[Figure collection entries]
↓

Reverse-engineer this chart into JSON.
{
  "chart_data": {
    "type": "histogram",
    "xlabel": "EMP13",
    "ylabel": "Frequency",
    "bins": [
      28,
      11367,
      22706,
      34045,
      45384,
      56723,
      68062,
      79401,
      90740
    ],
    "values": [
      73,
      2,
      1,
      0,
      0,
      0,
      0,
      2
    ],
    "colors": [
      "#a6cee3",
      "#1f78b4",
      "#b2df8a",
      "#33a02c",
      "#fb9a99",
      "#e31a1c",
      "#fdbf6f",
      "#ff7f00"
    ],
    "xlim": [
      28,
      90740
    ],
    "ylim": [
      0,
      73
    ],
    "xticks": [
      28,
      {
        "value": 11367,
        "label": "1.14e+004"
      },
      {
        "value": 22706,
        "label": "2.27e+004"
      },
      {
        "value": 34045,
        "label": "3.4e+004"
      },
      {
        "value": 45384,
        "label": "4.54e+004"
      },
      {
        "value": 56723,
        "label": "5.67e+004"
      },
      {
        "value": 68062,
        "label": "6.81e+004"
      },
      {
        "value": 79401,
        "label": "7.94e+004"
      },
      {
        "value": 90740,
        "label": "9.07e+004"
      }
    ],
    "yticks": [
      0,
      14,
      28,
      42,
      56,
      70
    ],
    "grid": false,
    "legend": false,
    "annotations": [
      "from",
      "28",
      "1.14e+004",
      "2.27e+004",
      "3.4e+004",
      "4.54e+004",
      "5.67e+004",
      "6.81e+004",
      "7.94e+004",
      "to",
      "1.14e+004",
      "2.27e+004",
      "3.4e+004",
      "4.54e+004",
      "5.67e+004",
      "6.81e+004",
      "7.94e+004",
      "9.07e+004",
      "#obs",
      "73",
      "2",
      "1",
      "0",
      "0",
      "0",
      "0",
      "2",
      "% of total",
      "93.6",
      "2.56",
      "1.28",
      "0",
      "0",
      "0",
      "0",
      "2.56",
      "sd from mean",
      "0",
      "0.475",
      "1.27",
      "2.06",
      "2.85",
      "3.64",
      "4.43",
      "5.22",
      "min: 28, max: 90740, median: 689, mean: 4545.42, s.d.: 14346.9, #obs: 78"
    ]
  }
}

↑

Exercise details
Using the material above, report each line where "mean" occurs.

The answer
      "sd from mean",
      "min: 28, max: 90740, median: 689, mean: 4545.42, s.d.: 14346.9, #obs: 78"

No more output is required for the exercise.